TASK DESCRIPTION: All of the lines below are to be printed again exactly; images are excluded from the output.

Stored items:
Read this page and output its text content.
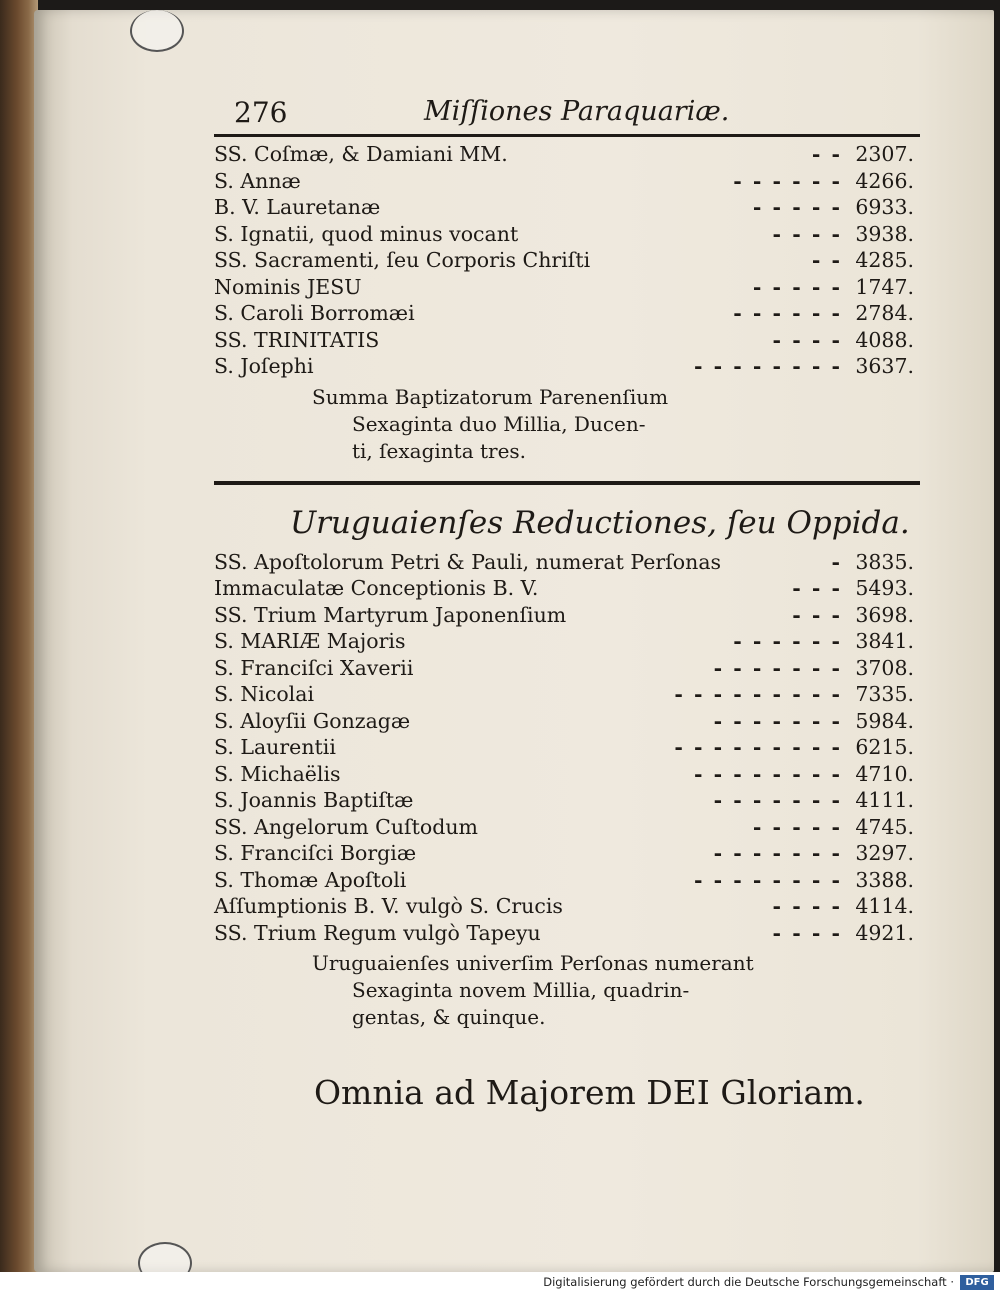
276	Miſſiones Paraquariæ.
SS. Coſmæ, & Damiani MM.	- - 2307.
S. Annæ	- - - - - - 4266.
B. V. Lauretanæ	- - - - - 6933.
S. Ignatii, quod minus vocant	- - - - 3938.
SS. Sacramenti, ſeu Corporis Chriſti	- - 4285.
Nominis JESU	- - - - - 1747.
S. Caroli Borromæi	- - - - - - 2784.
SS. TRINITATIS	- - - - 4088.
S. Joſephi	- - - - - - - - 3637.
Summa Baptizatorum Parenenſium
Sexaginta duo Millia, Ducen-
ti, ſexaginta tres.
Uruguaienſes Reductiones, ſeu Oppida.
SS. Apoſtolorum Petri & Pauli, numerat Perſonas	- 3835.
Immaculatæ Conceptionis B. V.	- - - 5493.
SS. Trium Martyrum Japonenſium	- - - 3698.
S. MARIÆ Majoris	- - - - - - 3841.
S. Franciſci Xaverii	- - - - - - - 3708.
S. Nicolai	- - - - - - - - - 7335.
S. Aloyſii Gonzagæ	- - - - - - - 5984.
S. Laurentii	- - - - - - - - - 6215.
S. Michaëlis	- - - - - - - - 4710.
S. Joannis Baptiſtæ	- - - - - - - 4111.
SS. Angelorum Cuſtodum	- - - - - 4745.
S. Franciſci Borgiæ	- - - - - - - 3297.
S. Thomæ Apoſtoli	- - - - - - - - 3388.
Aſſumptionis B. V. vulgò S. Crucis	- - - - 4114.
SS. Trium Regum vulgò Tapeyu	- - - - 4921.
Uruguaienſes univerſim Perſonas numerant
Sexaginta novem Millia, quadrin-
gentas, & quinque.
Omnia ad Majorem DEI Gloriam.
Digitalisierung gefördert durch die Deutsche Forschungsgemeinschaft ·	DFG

RESULT OF THIS TASK:
Read this page and output its text content.
276	Miſſiones Paraquariæ.
SS. Coſmæ, & Damiani MM.	- - 2307.
S. Annæ	- - - - - - 4266.
B. V. Lauretanæ	- - - - - 6933.
S. Ignatii, quod minus vocant	- - - - 3938.
SS. Sacramenti, ſeu Corporis Chriſti	- - 4285.
Nominis JESU	- - - - - 1747.
S. Caroli Borromæi	- - - - - - 2784.
SS. TRINITATIS	- - - - 4088.
S. Joſephi	- - - - - - - - 3637.
Summa Baptizatorum Parenenſium
Sexaginta duo Millia, Ducen-
ti, ſexaginta tres.
Uruguaienſes Reductiones, ſeu Oppida.
SS. Apoſtolorum Petri & Pauli, numerat Perſonas	- 3835.
Immaculatæ Conceptionis B. V.	- - - 5493.
SS. Trium Martyrum Japonenſium	- - - 3698.
S. MARIÆ Majoris	- - - - - - 3841.
S. Franciſci Xaverii	- - - - - - - 3708.
S. Nicolai	- - - - - - - - - 7335.
S. Aloyſii Gonzagæ	- - - - - - - 5984.
S. Laurentii	- - - - - - - - - 6215.
S. Michaëlis	- - - - - - - - 4710.
S. Joannis Baptiſtæ	- - - - - - - 4111.
SS. Angelorum Cuſtodum	- - - - - 4745.
S. Franciſci Borgiæ	- - - - - - - 3297.
S. Thomæ Apoſtoli	- - - - - - - - 3388.
Aſſumptionis B. V. vulgò S. Crucis	- - - - 4114.
SS. Trium Regum vulgò Tapeyu	- - - - 4921.
Uruguaienſes univerſim Perſonas numerant
Sexaginta novem Millia, quadrin-
gentas, & quinque.
Omnia ad Majorem DEI Gloriam.
Digitalisierung gefördert durch die Deutsche Forschungsgemeinschaft ·	DFG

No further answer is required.